*** Exercise inputs ***
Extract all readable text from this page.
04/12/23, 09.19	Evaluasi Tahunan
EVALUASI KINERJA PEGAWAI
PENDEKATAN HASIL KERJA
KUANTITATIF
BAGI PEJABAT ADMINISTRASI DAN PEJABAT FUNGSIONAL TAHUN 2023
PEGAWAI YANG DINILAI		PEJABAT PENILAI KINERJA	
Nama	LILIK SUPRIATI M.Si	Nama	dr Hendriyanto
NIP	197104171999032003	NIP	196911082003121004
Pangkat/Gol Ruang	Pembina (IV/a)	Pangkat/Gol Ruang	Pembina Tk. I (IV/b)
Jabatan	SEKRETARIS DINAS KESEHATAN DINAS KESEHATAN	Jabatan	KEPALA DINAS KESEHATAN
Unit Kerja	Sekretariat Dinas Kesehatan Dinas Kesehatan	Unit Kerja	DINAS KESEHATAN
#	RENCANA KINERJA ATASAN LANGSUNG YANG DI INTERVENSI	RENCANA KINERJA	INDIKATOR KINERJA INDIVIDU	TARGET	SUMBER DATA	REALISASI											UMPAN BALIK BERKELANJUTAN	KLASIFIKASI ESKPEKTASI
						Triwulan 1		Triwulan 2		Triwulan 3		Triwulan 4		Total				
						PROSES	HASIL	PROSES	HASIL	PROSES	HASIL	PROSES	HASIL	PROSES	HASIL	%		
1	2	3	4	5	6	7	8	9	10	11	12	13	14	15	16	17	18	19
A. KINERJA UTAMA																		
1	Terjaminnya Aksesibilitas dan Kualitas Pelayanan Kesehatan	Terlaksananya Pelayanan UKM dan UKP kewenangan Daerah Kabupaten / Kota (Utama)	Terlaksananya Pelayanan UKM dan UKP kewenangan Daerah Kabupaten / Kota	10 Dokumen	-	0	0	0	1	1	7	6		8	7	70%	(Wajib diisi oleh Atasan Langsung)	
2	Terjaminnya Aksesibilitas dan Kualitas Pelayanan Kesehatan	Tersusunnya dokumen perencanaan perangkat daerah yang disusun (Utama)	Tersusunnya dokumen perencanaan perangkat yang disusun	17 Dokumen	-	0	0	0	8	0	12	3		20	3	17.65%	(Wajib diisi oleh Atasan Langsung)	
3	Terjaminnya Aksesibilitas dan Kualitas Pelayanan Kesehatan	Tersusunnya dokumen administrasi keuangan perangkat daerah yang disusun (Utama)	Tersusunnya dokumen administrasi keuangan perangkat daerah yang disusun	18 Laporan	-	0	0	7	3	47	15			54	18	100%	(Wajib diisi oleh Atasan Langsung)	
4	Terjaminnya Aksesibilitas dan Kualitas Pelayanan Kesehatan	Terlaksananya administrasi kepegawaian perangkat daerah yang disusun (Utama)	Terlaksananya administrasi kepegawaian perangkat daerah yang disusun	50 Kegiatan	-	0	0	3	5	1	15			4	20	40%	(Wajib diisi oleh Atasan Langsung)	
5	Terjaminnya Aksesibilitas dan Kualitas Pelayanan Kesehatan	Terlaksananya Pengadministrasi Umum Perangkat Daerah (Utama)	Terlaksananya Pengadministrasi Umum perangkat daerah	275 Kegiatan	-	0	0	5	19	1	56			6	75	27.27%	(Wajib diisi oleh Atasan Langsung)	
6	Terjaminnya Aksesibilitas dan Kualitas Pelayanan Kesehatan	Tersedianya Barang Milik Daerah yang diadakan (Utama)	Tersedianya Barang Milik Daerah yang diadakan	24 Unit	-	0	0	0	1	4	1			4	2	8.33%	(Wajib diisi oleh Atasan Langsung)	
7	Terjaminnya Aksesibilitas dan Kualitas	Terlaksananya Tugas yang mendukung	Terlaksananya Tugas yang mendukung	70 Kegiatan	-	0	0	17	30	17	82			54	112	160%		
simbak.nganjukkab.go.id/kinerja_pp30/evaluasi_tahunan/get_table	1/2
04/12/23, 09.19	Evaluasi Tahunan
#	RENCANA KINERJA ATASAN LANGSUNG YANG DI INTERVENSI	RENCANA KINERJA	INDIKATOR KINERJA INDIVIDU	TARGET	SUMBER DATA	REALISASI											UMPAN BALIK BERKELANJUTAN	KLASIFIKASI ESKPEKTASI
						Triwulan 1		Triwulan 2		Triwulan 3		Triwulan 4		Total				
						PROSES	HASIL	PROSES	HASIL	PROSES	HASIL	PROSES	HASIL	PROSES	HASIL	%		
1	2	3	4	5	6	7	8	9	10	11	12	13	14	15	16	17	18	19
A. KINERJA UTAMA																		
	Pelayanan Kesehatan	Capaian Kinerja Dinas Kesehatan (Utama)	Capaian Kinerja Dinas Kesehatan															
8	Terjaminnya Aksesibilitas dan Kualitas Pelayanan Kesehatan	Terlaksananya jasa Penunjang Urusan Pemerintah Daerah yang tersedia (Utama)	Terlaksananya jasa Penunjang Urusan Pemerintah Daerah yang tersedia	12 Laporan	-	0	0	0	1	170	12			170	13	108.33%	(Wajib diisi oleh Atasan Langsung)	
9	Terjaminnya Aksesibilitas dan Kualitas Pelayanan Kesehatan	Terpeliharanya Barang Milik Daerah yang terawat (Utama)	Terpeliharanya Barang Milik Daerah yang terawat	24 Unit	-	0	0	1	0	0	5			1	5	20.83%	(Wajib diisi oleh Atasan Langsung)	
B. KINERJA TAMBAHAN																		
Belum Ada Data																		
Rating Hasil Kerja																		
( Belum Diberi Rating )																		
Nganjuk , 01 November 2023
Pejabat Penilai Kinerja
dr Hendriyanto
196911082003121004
***
**Prompt:**
Type the material above out again, exactly.

**Finished answer:**
Extract all readable text from this page.
04/12/23, 09.19	Evaluasi Tahunan
EVALUASI KINERJA PEGAWAI
PENDEKATAN HASIL KERJA
KUANTITATIF
BAGI PEJABAT ADMINISTRASI DAN PEJABAT FUNGSIONAL TAHUN 2023
PEGAWAI YANG DINILAI		PEJABAT PENILAI KINERJA	
Nama	LILIK SUPRIATI M.Si	Nama	dr Hendriyanto
NIP	197104171999032003	NIP	196911082003121004
Pangkat/Gol Ruang	Pembina (IV/a)	Pangkat/Gol Ruang	Pembina Tk. I (IV/b)
Jabatan	SEKRETARIS DINAS KESEHATAN DINAS KESEHATAN	Jabatan	KEPALA DINAS KESEHATAN
Unit Kerja	Sekretariat Dinas Kesehatan Dinas Kesehatan	Unit Kerja	DINAS KESEHATAN
#	RENCANA KINERJA ATASAN LANGSUNG YANG DI INTERVENSI	RENCANA KINERJA	INDIKATOR KINERJA INDIVIDU	TARGET	SUMBER DATA	REALISASI											UMPAN BALIK BERKELANJUTAN	KLASIFIKASI ESKPEKTASI
						Triwulan 1		Triwulan 2		Triwulan 3		Triwulan 4		Total				
						PROSES	HASIL	PROSES	HASIL	PROSES	HASIL	PROSES	HASIL	PROSES	HASIL	%		
1	2	3	4	5	6	7	8	9	10	11	12	13	14	15	16	17	18	19
A. KINERJA UTAMA																		
1	Terjaminnya Aksesibilitas dan Kualitas Pelayanan Kesehatan	Terlaksananya Pelayanan UKM dan UKP kewenangan Daerah Kabupaten / Kota (Utama)	Terlaksananya Pelayanan UKM dan UKP kewenangan Daerah Kabupaten / Kota	10 Dokumen	-	0	0	0	1	1	7	6		8	7	70%	(Wajib diisi oleh Atasan Langsung)	
2	Terjaminnya Aksesibilitas dan Kualitas Pelayanan Kesehatan	Tersusunnya dokumen perencanaan perangkat daerah yang disusun (Utama)	Tersusunnya dokumen perencanaan perangkat yang disusun	17 Dokumen	-	0	0	0	8	0	12	3		20	3	17.65%	(Wajib diisi oleh Atasan Langsung)	
3	Terjaminnya Aksesibilitas dan Kualitas Pelayanan Kesehatan	Tersusunnya dokumen administrasi keuangan perangkat daerah yang disusun (Utama)	Tersusunnya dokumen administrasi keuangan perangkat daerah yang disusun	18 Laporan	-	0	0	7	3	47	15			54	18	100%	(Wajib diisi oleh Atasan Langsung)	
4	Terjaminnya Aksesibilitas dan Kualitas Pelayanan Kesehatan	Terlaksananya administrasi kepegawaian perangkat daerah yang disusun (Utama)	Terlaksananya administrasi kepegawaian perangkat daerah yang disusun	50 Kegiatan	-	0	0	3	5	1	15			4	20	40%	(Wajib diisi oleh Atasan Langsung)	
5	Terjaminnya Aksesibilitas dan Kualitas Pelayanan Kesehatan	Terlaksananya Pengadministrasi Umum Perangkat Daerah (Utama)	Terlaksananya Pengadministrasi Umum perangkat daerah	275 Kegiatan	-	0	0	5	19	1	56			6	75	27.27%	(Wajib diisi oleh Atasan Langsung)	
6	Terjaminnya Aksesibilitas dan Kualitas Pelayanan Kesehatan	Tersedianya Barang Milik Daerah yang diadakan (Utama)	Tersedianya Barang Milik Daerah yang diadakan	24 Unit	-	0	0	0	1	4	1			4	2	8.33%	(Wajib diisi oleh Atasan Langsung)	
7	Terjaminnya Aksesibilitas dan Kualitas	Terlaksananya Tugas yang mendukung	Terlaksananya Tugas yang mendukung	70 Kegiatan	-	0	0	17	30	17	82			54	112	160%		
simbak.nganjukkab.go.id/kinerja_pp30/evaluasi_tahunan/get_table	1/2
04/12/23, 09.19	Evaluasi Tahunan
#	RENCANA KINERJA ATASAN LANGSUNG YANG DI INTERVENSI	RENCANA KINERJA	INDIKATOR KINERJA INDIVIDU	TARGET	SUMBER DATA	REALISASI											UMPAN BALIK BERKELANJUTAN	KLASIFIKASI ESKPEKTASI
						Triwulan 1		Triwulan 2		Triwulan 3		Triwulan 4		Total				
						PROSES	HASIL	PROSES	HASIL	PROSES	HASIL	PROSES	HASIL	PROSES	HASIL	%		
1	2	3	4	5	6	7	8	9	10	11	12	13	14	15	16	17	18	19
A. KINERJA UTAMA																		
	Pelayanan Kesehatan	Capaian Kinerja Dinas Kesehatan (Utama)	Capaian Kinerja Dinas Kesehatan															
8	Terjaminnya Aksesibilitas dan Kualitas Pelayanan Kesehatan	Terlaksananya jasa Penunjang Urusan Pemerintah Daerah yang tersedia (Utama)	Terlaksananya jasa Penunjang Urusan Pemerintah Daerah yang tersedia	12 Laporan	-	0	0	0	1	170	12			170	13	108.33%	(Wajib diisi oleh Atasan Langsung)	
9	Terjaminnya Aksesibilitas dan Kualitas Pelayanan Kesehatan	Terpeliharanya Barang Milik Daerah yang terawat (Utama)	Terpeliharanya Barang Milik Daerah yang terawat	24 Unit	-	0	0	1	0	0	5			1	5	20.83%	(Wajib diisi oleh Atasan Langsung)	
B. KINERJA TAMBAHAN																		
Belum Ada Data																		
Rating Hasil Kerja																		
( Belum Diberi Rating )																		
Nganjuk , 01 November 2023
Pejabat Penilai Kinerja
dr Hendriyanto
196911082003121004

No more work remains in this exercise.